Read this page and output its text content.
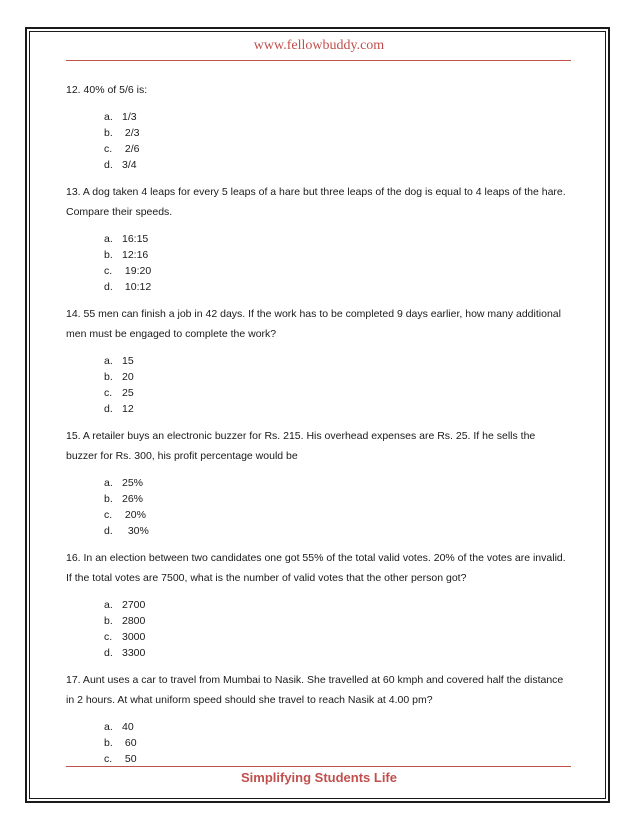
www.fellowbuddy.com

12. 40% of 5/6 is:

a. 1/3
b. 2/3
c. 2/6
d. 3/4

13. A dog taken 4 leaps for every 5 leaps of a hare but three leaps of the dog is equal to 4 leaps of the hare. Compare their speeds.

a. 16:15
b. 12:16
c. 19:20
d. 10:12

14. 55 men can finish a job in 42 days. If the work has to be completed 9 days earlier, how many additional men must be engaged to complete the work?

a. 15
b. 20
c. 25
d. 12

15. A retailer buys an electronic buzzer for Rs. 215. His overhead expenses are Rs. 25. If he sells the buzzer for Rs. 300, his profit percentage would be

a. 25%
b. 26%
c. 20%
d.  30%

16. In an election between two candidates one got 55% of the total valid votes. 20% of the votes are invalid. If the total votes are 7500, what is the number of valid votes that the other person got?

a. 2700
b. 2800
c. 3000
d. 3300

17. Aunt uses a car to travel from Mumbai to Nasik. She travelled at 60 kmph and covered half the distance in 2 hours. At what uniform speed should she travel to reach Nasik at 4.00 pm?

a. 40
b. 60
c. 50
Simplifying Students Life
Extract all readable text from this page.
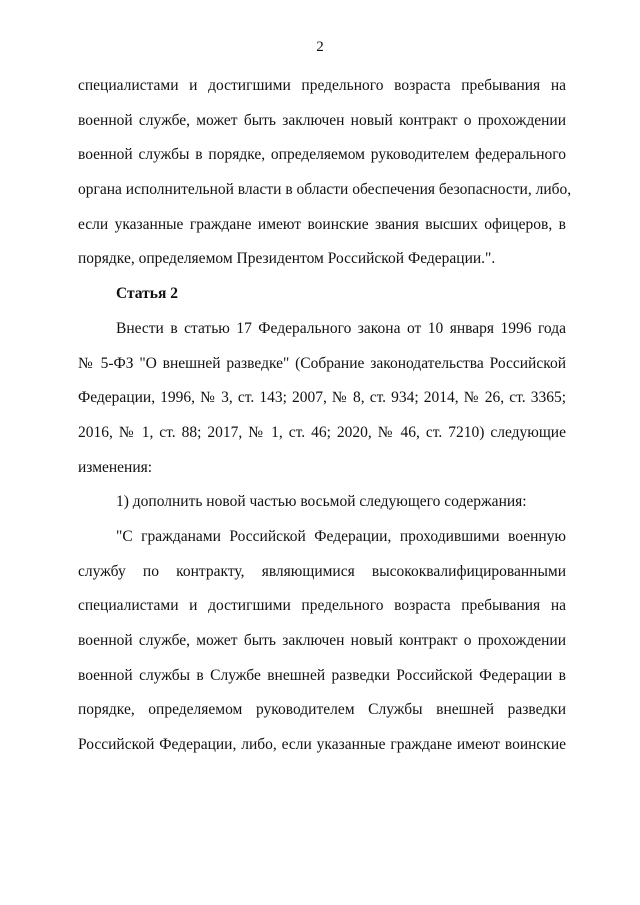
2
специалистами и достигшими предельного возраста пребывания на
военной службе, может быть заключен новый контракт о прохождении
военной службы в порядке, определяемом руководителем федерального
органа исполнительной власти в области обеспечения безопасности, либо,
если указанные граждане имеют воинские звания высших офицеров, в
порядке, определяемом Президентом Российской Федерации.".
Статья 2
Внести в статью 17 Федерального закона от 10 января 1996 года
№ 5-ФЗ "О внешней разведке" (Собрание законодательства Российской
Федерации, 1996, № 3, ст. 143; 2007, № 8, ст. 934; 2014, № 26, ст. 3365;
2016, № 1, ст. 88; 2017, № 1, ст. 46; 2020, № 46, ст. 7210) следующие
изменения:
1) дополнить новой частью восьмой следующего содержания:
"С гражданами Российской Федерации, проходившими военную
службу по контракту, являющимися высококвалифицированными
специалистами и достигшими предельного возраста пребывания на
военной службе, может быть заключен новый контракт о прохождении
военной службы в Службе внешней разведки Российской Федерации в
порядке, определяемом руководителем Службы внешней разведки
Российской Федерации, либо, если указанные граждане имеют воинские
**********
Requirement: Leave the images out, please, and restate each line word for word.

Written reply:
Read this page and output its text content.
www.fellowbuddy.com

12. 40% of 5/6 is:

a. 1/3
b. 2/3
c. 2/6
d. 3/4

13. A dog taken 4 leaps for every 5 leaps of a hare but three leaps of the dog is equal to 4 leaps of the hare. Compare their speeds.

a. 16:15
b. 12:16
c. 19:20
d. 10:12

14. 55 men can finish a job in 42 days. If the work has to be completed 9 days earlier, how many additional men must be engaged to complete the work?

a. 15
b. 20
c. 25
d. 12

15. A retailer buys an electronic buzzer for Rs. 215. His overhead expenses are Rs. 25. If he sells the buzzer for Rs. 300, his profit percentage would be

a. 25%
b. 26%
c. 20%
d.  30%

16. In an election between two candidates one got 55% of the total valid votes. 20% of the votes are invalid. If the total votes are 7500, what is the number of valid votes that the other person got?

a. 2700
b. 2800
c. 3000
d. 3300

17. Aunt uses a car to travel from Mumbai to Nasik. She travelled at 60 kmph and covered half the distance in 2 hours. At what uniform speed should she travel to reach Nasik at 4.00 pm?

a. 40
b. 60
c. 50
Simplifying Students Life
Extract all readable text from this page.
2
специалистами и достигшими предельного возраста пребывания на
военной службе, может быть заключен новый контракт о прохождении
военной службы в порядке, определяемом руководителем федерального
органа исполнительной власти в области обеспечения безопасности, либо,
если указанные граждане имеют воинские звания высших офицеров, в
порядке, определяемом Президентом Российской Федерации.".
Статья 2
Внести в статью 17 Федерального закона от 10 января 1996 года
№ 5-ФЗ "О внешней разведке" (Собрание законодательства Российской
Федерации, 1996, № 3, ст. 143; 2007, № 8, ст. 934; 2014, № 26, ст. 3365;
2016, № 1, ст. 88; 2017, № 1, ст. 46; 2020, № 46, ст. 7210) следующие
изменения:
1) дополнить новой частью восьмой следующего содержания:
"С гражданами Российской Федерации, проходившими военную
службу по контракту, являющимися высококвалифицированными
специалистами и достигшими предельного возраста пребывания на
военной службе, может быть заключен новый контракт о прохождении
военной службы в Службе внешней разведки Российской Федерации в
порядке, определяемом руководителем Службы внешней разведки
Российской Федерации, либо, если указанные граждане имеют воинские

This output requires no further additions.